Task to complete —
Please transcribe the data that follows without the pictures, keeping every word the same.

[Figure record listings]
<<<<

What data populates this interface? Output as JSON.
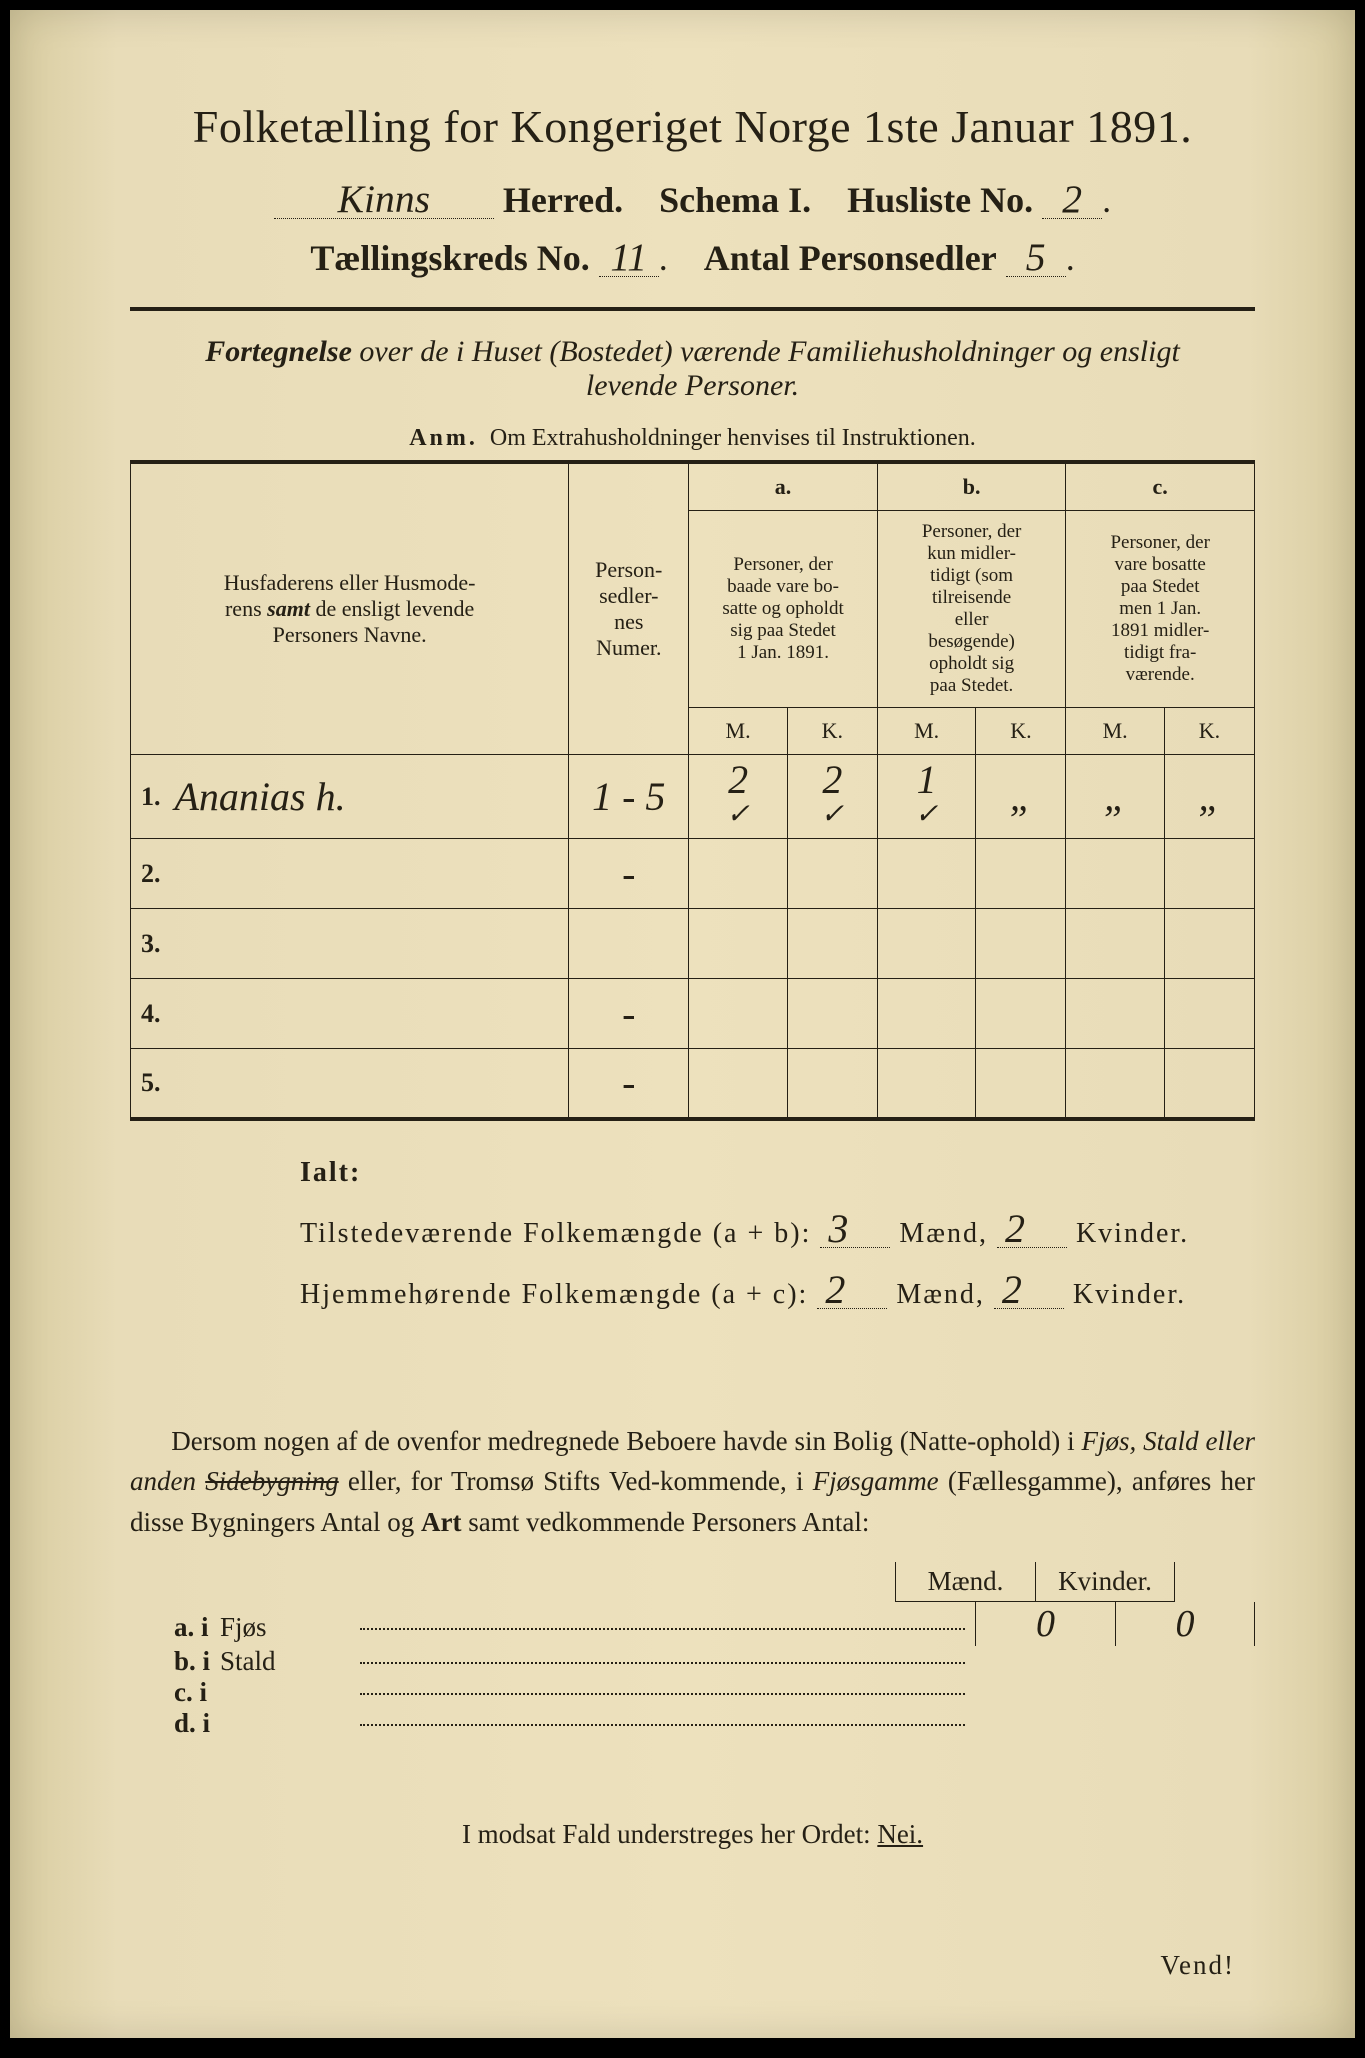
{
  "header": {
    "title": "Folketælling for Kongeriget Norge 1ste Januar 1891.",
    "herred_value": "Kinns",
    "herred_label": "Herred.",
    "schema_label": "Schema I.",
    "husliste_label": "Husliste No.",
    "husliste_value": "2",
    "kreds_label": "Tællingskreds No.",
    "kreds_value": "11",
    "antal_label": "Antal Personsedler",
    "antal_value": "5"
  },
  "subtitle": {
    "line1_a": "Fortegnelse",
    "line1_b": " over de i Huset (Bostedet) værende Familiehusholdninger og ensligt",
    "line2": "levende Personer.",
    "anm_label": "Anm.",
    "anm_text": "Om Extrahusholdninger henvises til Instruktionen."
  },
  "table": {
    "col_name": "Husfaderens eller Husmoderens samt de ensligt levende Personers Navne.",
    "col_num": "Person-sedler-nes Numer.",
    "col_a_label": "a.",
    "col_a": "Personer, der baade vare bosatte og opholdt sig paa Stedet 1 Jan. 1891.",
    "col_b_label": "b.",
    "col_b": "Personer, der kun midler-tidigt (som tilreisende eller besøgende) opholdt sig paa Stedet.",
    "col_c_label": "c.",
    "col_c": "Personer, der vare bosatte paa Stedet men 1 Jan. 1891 midler-tidigt fra-værende.",
    "M": "M.",
    "K": "K.",
    "rows": [
      {
        "n": "1.",
        "name": "Ananias h.",
        "num": "1 - 5",
        "aM": "2",
        "aK": "2",
        "bM": "1",
        "bK": "„",
        "cM": "„",
        "cK": "„",
        "aMchk": "✓",
        "aKchk": "✓",
        "bMchk": "✓"
      },
      {
        "n": "2.",
        "name": "",
        "num": "-",
        "aM": "",
        "aK": "",
        "bM": "",
        "bK": "",
        "cM": "",
        "cK": ""
      },
      {
        "n": "3.",
        "name": "",
        "num": "",
        "aM": "",
        "aK": "",
        "bM": "",
        "bK": "",
        "cM": "",
        "cK": ""
      },
      {
        "n": "4.",
        "name": "",
        "num": "-",
        "aM": "",
        "aK": "",
        "bM": "",
        "bK": "",
        "cM": "",
        "cK": ""
      },
      {
        "n": "5.",
        "name": "",
        "num": "-",
        "aM": "",
        "aK": "",
        "bM": "",
        "bK": "",
        "cM": "",
        "cK": ""
      }
    ]
  },
  "totals": {
    "ialt": "Ialt:",
    "row1_label": "Tilstedeværende Folkemængde (a + b):",
    "row1_m": "3",
    "row1_k": "2",
    "row2_label": "Hjemmehørende Folkemængde (a + c):",
    "row2_m": "2",
    "row2_k": "2",
    "maend": "Mænd,",
    "kvinder": "Kvinder."
  },
  "paragraph": {
    "text_a": "Dersom nogen af de ovenfor medregnede Beboere havde sin Bolig (Natte-ophold) i ",
    "it1": "Fjøs, Stald eller anden ",
    "strike": "Sidebygning",
    "text_b": " eller, for Tromsø Stifts Ved-kommende, i ",
    "it2": "Fjøsgamme",
    "text_c": " (Fællesgamme), anføres her disse Bygningers Antal og ",
    "bold1": "Art",
    "text_d": " samt vedkommende Personers Antal:"
  },
  "dwelling": {
    "header_m": "Mænd.",
    "header_k": "Kvinder.",
    "rows": [
      {
        "lab": "a. i",
        "txt": "Fjøs",
        "m": "0",
        "k": "0"
      },
      {
        "lab": "b. i",
        "txt": "Stald",
        "m": "",
        "k": ""
      },
      {
        "lab": "c. i",
        "txt": "",
        "m": "",
        "k": ""
      },
      {
        "lab": "d. i",
        "txt": "",
        "m": "",
        "k": ""
      }
    ]
  },
  "negation": {
    "text_a": "I modsat Fald understreges her Ordet: ",
    "nei": "Nei."
  },
  "vend": "Vend!"
}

>>>>

Answer for the task —
What data populates this interface? Output as JSON.
{
  "header": {
    "title": "Folketælling for Kongeriget Norge 1ste Januar 1891.",
    "herred_value": "Kinns",
    "herred_label": "Herred.",
    "schema_label": "Schema I.",
    "husliste_label": "Husliste No.",
    "husliste_value": "2",
    "kreds_label": "Tællingskreds No.",
    "kreds_value": "11",
    "antal_label": "Antal Personsedler",
    "antal_value": "5"
  },
  "subtitle": {
    "line1_a": "Fortegnelse",
    "line1_b": " over de i Huset (Bostedet) værende Familiehusholdninger og ensligt",
    "line2": "levende Personer.",
    "anm_label": "Anm.",
    "anm_text": "Om Extrahusholdninger henvises til Instruktionen."
  },
  "table": {
    "col_name": "Husfaderens eller Husmoderens samt de ensligt levende Personers Navne.",
    "col_num": "Person-sedler-nes Numer.",
    "col_a_label": "a.",
    "col_a": "Personer, der baade vare bosatte og opholdt sig paa Stedet 1 Jan. 1891.",
    "col_b_label": "b.",
    "col_b": "Personer, der kun midler-tidigt (som tilreisende eller besøgende) opholdt sig paa Stedet.",
    "col_c_label": "c.",
    "col_c": "Personer, der vare bosatte paa Stedet men 1 Jan. 1891 midler-tidigt fra-værende.",
    "M": "M.",
    "K": "K.",
    "rows": [
      {
        "n": "1.",
        "name": "Ananias h.",
        "num": "1 - 5",
        "aM": "2",
        "aK": "2",
        "bM": "1",
        "bK": "„",
        "cM": "„",
        "cK": "„",
        "aMchk": "✓",
        "aKchk": "✓",
        "bMchk": "✓"
      },
      {
        "n": "2.",
        "name": "",
        "num": "-",
        "aM": "",
        "aK": "",
        "bM": "",
        "bK": "",
        "cM": "",
        "cK": ""
      },
      {
        "n": "3.",
        "name": "",
        "num": "",
        "aM": "",
        "aK": "",
        "bM": "",
        "bK": "",
        "cM": "",
        "cK": ""
      },
      {
        "n": "4.",
        "name": "",
        "num": "-",
        "aM": "",
        "aK": "",
        "bM": "",
        "bK": "",
        "cM": "",
        "cK": ""
      },
      {
        "n": "5.",
        "name": "",
        "num": "-",
        "aM": "",
        "aK": "",
        "bM": "",
        "bK": "",
        "cM": "",
        "cK": ""
      }
    ]
  },
  "totals": {
    "ialt": "Ialt:",
    "row1_label": "Tilstedeværende Folkemængde (a + b):",
    "row1_m": "3",
    "row1_k": "2",
    "row2_label": "Hjemmehørende Folkemængde (a + c):",
    "row2_m": "2",
    "row2_k": "2",
    "maend": "Mænd,",
    "kvinder": "Kvinder."
  },
  "paragraph": {
    "text_a": "Dersom nogen af de ovenfor medregnede Beboere havde sin Bolig (Natte-ophold) i ",
    "it1": "Fjøs, Stald eller anden ",
    "strike": "Sidebygning",
    "text_b": " eller, for Tromsø Stifts Ved-kommende, i ",
    "it2": "Fjøsgamme",
    "text_c": " (Fællesgamme), anføres her disse Bygningers Antal og ",
    "bold1": "Art",
    "text_d": " samt vedkommende Personers Antal:"
  },
  "dwelling": {
    "header_m": "Mænd.",
    "header_k": "Kvinder.",
    "rows": [
      {
        "lab": "a. i",
        "txt": "Fjøs",
        "m": "0",
        "k": "0"
      },
      {
        "lab": "b. i",
        "txt": "Stald",
        "m": "",
        "k": ""
      },
      {
        "lab": "c. i",
        "txt": "",
        "m": "",
        "k": ""
      },
      {
        "lab": "d. i",
        "txt": "",
        "m": "",
        "k": ""
      }
    ]
  },
  "negation": {
    "text_a": "I modsat Fald understreges her Ordet: ",
    "nei": "Nei."
  },
  "vend": "Vend!"
}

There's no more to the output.